__INSTRUCTIONS TO FOLLOW__
Copy out the lines that have "success" in them.

__INFORMATION GIVEN__
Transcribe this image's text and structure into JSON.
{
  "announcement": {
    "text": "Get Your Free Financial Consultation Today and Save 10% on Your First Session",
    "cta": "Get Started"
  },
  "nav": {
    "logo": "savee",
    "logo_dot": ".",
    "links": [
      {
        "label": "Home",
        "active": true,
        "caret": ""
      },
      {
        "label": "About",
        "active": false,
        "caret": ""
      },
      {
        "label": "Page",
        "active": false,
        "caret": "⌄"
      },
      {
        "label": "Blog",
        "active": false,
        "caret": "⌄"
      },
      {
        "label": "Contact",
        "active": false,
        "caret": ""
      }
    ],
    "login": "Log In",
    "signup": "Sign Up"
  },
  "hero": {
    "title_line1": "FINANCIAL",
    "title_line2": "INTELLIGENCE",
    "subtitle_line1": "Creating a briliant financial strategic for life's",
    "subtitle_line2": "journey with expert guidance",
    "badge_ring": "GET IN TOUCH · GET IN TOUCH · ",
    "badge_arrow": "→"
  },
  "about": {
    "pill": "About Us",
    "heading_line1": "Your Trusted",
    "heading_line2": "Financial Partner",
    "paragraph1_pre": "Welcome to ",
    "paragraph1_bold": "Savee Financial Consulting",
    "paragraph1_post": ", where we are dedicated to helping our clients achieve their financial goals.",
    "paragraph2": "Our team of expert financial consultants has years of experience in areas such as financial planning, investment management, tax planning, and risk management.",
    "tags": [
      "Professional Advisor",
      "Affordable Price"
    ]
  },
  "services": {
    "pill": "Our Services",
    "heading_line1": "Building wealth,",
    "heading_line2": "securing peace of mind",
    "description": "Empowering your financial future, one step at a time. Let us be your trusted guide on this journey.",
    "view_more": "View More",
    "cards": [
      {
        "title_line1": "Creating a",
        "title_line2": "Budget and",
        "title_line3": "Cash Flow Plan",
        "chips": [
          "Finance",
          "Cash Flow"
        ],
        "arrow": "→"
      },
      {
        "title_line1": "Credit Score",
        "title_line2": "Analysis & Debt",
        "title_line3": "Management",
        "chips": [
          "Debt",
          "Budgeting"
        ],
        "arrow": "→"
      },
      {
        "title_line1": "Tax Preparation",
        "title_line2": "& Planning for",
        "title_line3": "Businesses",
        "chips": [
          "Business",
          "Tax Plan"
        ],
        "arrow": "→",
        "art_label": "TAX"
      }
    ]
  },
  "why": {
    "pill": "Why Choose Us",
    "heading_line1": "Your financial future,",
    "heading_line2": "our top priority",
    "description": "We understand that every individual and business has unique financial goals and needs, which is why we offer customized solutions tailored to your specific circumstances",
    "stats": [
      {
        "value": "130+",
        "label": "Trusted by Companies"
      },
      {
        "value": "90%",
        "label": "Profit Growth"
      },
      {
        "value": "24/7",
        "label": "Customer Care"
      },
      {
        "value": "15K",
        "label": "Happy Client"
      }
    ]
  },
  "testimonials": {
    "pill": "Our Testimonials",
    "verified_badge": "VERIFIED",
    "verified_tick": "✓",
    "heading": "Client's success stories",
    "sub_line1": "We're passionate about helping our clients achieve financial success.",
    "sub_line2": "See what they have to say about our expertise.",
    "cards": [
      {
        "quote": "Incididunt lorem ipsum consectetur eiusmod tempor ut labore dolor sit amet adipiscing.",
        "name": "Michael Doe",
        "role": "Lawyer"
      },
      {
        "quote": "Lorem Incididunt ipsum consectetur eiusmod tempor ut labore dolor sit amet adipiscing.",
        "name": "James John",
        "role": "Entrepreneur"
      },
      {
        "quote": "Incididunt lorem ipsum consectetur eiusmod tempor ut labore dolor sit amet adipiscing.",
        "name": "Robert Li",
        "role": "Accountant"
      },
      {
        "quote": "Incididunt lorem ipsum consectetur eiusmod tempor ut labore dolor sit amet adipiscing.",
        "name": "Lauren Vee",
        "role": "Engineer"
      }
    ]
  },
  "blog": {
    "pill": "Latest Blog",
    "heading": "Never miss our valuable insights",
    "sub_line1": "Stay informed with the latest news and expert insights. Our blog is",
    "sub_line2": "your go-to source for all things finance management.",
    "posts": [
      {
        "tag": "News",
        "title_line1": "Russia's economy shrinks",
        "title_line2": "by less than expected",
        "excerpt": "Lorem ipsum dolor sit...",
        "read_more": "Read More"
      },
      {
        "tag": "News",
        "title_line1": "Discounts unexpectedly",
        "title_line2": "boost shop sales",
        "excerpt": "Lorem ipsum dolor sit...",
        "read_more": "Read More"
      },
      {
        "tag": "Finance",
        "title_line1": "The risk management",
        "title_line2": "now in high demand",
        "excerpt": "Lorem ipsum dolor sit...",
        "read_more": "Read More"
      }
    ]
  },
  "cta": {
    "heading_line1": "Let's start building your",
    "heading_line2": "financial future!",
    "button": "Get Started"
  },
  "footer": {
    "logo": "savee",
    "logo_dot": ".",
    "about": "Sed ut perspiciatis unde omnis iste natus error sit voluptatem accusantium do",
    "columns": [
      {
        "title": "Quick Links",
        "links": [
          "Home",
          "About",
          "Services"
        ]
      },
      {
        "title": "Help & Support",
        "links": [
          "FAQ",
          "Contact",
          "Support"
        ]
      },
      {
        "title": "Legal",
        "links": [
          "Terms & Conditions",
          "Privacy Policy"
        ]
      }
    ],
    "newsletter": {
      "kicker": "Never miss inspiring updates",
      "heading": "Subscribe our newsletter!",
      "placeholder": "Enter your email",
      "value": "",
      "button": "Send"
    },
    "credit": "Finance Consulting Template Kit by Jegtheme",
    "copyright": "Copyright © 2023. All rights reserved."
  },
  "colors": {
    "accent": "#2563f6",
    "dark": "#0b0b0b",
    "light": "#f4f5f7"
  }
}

__TASK ANSWER__
    "heading": "Client's success stories",
    "sub_line1": "We're passionate about helping our clients achieve financial success.",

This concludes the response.